■ Short problem ■
In the following material, identify every line holding the string "TradingView" and return it.
╭─ Input for this task
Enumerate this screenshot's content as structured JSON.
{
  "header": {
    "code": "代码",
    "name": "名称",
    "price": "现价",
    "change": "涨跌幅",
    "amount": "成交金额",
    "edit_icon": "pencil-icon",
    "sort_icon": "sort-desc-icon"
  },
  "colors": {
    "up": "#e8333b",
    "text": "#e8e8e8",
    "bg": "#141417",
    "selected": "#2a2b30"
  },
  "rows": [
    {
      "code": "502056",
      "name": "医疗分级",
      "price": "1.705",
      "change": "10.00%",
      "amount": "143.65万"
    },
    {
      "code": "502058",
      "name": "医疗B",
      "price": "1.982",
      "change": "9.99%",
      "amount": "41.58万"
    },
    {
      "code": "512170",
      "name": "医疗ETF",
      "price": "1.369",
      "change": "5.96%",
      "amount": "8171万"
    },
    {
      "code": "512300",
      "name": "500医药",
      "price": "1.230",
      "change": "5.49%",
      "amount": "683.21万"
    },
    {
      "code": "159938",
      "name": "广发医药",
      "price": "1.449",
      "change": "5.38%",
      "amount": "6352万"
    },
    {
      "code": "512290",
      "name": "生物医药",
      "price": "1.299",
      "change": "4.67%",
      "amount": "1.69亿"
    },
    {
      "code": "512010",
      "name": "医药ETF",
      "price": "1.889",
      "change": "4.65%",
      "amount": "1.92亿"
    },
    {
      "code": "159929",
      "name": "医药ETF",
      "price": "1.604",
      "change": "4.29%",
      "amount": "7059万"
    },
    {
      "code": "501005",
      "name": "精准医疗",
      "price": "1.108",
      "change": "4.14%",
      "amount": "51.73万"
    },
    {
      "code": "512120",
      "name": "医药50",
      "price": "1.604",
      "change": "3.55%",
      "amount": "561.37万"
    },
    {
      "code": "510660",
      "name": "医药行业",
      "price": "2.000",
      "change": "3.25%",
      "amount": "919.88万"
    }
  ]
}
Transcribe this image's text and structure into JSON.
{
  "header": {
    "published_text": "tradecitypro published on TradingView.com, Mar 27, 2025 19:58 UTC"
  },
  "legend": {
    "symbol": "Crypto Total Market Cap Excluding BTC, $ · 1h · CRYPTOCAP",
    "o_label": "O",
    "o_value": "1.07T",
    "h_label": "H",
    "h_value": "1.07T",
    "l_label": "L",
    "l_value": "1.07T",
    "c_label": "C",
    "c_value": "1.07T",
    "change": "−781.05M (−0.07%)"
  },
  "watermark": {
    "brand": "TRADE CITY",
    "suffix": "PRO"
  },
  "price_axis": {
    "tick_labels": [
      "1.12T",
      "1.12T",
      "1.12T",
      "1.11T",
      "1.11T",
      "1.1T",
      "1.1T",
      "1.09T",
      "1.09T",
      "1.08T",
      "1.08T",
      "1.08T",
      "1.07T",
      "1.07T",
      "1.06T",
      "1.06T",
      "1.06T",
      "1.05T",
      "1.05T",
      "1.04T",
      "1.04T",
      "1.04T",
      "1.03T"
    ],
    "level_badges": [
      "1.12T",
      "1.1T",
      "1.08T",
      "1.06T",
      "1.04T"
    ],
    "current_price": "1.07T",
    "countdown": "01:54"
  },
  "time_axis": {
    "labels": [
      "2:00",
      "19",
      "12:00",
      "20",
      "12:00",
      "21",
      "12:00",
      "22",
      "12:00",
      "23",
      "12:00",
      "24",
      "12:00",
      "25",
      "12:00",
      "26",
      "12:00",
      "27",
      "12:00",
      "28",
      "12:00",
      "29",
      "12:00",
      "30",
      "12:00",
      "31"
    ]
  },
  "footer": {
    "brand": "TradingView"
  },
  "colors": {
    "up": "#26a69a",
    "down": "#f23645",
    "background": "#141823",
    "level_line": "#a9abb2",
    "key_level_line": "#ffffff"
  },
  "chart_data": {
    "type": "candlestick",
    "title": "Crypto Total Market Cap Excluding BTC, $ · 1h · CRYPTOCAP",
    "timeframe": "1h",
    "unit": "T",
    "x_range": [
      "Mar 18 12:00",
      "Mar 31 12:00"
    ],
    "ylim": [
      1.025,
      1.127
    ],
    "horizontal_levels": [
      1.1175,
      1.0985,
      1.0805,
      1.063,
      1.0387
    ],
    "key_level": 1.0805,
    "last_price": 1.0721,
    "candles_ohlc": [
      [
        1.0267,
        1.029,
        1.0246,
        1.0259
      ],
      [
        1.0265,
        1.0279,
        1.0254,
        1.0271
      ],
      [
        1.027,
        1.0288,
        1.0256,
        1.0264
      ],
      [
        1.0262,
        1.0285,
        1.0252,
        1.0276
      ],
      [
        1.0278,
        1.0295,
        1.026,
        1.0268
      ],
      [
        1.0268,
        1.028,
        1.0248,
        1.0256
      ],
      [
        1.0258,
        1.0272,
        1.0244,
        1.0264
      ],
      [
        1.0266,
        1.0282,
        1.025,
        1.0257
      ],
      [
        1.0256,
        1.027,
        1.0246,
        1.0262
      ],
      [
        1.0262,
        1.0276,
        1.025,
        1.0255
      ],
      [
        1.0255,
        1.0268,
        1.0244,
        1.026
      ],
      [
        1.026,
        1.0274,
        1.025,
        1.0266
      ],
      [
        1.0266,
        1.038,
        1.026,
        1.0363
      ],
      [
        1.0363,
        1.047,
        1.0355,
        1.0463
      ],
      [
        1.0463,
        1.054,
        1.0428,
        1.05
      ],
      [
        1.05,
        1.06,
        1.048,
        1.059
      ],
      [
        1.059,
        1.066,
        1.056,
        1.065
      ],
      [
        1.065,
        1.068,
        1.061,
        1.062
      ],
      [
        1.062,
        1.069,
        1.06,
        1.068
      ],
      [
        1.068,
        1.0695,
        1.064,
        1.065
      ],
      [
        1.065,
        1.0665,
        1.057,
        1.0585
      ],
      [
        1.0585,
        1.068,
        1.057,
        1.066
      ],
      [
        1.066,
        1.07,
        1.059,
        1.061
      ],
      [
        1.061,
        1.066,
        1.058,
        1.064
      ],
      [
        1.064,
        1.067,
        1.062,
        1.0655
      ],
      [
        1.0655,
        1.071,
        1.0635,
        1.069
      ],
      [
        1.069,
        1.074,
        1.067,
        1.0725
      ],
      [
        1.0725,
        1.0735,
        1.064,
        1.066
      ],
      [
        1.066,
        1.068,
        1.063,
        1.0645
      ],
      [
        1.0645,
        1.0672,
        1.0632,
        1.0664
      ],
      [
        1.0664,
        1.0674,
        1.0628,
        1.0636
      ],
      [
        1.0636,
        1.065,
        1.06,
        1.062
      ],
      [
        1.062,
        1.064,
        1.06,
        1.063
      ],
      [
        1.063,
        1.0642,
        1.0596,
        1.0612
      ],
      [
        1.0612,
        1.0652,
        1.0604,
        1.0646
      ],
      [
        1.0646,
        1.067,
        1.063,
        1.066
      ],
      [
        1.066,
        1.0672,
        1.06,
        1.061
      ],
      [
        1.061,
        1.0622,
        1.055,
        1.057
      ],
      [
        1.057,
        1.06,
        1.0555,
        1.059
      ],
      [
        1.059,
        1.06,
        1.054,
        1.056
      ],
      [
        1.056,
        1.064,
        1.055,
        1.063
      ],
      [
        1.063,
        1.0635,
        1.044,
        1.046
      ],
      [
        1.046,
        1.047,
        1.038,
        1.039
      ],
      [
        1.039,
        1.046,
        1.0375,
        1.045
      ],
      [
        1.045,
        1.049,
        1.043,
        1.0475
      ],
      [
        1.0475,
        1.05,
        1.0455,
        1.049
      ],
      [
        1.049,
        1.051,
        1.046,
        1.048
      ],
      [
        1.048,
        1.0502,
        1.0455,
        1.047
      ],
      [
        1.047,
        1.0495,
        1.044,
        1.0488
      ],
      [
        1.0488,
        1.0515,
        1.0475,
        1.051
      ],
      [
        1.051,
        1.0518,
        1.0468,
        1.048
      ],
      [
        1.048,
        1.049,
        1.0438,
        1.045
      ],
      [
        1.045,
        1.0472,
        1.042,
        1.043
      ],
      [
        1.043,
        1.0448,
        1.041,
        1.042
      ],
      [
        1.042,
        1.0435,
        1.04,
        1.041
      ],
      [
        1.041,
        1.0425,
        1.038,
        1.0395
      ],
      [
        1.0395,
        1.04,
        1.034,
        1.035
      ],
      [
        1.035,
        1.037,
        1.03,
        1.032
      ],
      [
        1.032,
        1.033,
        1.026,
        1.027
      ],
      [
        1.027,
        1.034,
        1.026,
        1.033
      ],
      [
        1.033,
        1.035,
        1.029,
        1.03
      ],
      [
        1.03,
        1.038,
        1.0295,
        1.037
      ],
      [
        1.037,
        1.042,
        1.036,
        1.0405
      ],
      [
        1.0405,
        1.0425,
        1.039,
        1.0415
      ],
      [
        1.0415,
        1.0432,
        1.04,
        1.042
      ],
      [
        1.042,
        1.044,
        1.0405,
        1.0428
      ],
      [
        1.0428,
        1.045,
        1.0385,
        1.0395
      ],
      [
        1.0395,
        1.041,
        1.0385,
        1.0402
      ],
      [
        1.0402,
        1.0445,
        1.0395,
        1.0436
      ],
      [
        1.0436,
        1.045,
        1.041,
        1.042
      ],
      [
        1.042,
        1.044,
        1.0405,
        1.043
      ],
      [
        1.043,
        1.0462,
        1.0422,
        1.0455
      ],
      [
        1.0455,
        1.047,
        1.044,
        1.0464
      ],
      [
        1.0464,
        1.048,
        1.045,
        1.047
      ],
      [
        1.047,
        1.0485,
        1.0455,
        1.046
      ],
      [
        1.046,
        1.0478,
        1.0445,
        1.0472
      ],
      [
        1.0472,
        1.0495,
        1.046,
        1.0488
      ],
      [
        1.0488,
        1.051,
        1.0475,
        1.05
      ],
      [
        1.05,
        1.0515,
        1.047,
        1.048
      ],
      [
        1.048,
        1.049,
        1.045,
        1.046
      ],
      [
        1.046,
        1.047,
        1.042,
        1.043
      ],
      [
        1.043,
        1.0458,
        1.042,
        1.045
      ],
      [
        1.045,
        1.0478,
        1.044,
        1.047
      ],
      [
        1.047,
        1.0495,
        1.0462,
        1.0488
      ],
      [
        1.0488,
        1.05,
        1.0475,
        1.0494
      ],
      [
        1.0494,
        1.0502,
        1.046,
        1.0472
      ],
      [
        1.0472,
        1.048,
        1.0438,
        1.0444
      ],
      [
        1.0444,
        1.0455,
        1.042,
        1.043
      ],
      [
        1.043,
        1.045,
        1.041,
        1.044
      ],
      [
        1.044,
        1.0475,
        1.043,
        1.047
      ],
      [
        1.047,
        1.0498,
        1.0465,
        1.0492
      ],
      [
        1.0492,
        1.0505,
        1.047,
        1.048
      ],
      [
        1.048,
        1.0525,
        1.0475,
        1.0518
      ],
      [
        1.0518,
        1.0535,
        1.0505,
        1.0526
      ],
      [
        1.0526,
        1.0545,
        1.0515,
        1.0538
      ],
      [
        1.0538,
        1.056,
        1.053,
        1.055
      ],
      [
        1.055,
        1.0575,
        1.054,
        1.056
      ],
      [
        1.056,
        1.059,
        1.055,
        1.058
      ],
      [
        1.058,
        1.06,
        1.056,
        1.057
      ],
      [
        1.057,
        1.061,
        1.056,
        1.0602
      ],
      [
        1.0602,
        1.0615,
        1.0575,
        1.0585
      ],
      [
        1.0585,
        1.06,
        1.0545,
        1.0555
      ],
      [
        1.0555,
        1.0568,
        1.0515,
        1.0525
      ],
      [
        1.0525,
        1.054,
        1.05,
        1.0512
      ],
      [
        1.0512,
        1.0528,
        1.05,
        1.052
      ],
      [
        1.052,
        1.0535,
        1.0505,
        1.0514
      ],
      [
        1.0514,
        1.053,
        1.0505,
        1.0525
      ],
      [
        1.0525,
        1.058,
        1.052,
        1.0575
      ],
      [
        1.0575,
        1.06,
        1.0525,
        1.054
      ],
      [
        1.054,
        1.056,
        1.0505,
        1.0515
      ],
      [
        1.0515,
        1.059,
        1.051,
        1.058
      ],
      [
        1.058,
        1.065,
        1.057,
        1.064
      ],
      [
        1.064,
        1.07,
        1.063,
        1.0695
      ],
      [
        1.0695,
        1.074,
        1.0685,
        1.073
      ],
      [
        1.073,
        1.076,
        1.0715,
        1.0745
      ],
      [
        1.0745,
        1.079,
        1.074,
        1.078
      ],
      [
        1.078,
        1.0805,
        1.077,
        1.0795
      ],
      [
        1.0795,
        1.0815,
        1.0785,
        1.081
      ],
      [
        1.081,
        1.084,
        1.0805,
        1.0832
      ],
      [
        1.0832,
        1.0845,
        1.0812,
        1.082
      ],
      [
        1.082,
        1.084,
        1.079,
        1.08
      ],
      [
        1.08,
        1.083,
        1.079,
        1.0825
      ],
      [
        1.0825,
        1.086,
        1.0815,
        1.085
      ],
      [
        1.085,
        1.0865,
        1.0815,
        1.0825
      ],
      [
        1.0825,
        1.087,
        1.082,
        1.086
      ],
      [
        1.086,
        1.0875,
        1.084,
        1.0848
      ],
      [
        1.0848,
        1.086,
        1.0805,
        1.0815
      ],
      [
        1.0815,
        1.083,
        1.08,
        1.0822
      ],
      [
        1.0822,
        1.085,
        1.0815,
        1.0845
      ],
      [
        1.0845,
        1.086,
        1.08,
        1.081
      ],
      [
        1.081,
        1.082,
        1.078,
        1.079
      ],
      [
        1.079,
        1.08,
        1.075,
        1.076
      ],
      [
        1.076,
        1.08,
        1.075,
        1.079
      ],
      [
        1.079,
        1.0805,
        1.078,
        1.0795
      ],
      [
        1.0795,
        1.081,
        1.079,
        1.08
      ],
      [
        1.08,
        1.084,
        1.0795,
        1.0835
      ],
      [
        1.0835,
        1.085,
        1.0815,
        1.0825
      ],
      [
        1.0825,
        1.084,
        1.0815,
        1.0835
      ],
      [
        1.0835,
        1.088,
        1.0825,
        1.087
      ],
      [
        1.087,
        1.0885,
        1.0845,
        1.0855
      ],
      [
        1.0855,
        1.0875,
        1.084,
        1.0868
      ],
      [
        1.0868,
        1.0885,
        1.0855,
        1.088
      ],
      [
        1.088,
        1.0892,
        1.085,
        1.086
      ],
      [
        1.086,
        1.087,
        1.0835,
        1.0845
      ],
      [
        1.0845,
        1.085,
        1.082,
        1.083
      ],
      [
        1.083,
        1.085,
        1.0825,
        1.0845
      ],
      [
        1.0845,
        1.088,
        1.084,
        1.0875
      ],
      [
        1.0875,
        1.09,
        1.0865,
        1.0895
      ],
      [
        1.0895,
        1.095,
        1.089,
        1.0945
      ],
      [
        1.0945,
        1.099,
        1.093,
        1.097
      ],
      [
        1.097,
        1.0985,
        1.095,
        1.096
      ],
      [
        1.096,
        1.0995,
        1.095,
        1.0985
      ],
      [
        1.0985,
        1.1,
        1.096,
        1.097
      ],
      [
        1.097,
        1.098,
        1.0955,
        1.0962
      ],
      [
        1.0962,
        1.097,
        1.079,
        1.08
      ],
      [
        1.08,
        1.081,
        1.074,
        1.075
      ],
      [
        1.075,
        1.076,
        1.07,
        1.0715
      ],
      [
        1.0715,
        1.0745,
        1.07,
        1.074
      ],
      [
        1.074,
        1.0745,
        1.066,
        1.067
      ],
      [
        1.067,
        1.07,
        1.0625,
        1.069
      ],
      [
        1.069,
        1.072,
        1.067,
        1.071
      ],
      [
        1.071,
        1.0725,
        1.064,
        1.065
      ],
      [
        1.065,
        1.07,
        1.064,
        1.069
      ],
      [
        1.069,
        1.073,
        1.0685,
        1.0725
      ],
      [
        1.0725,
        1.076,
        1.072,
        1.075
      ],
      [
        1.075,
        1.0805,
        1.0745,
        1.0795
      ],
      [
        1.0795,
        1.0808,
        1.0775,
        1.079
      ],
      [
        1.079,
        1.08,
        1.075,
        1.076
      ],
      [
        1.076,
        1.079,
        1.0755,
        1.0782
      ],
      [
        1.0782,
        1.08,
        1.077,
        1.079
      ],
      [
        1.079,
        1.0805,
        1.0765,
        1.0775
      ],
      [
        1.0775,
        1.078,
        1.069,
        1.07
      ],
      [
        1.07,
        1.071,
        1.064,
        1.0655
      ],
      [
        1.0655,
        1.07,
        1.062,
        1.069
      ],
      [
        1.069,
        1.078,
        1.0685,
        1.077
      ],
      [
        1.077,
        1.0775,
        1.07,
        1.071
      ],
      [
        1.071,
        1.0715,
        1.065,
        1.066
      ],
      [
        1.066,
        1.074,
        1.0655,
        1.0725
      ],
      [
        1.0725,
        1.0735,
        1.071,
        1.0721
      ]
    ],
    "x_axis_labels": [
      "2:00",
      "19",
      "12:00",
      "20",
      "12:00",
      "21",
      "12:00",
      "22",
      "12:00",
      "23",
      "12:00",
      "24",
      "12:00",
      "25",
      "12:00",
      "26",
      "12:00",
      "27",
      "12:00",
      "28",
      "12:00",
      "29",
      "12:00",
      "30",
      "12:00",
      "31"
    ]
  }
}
╰─
■ Task response ■
    "published_text": "tradecitypro published on TradingView.com, Mar 27, 2025 19:58 UTC"
    "brand": "TradingView"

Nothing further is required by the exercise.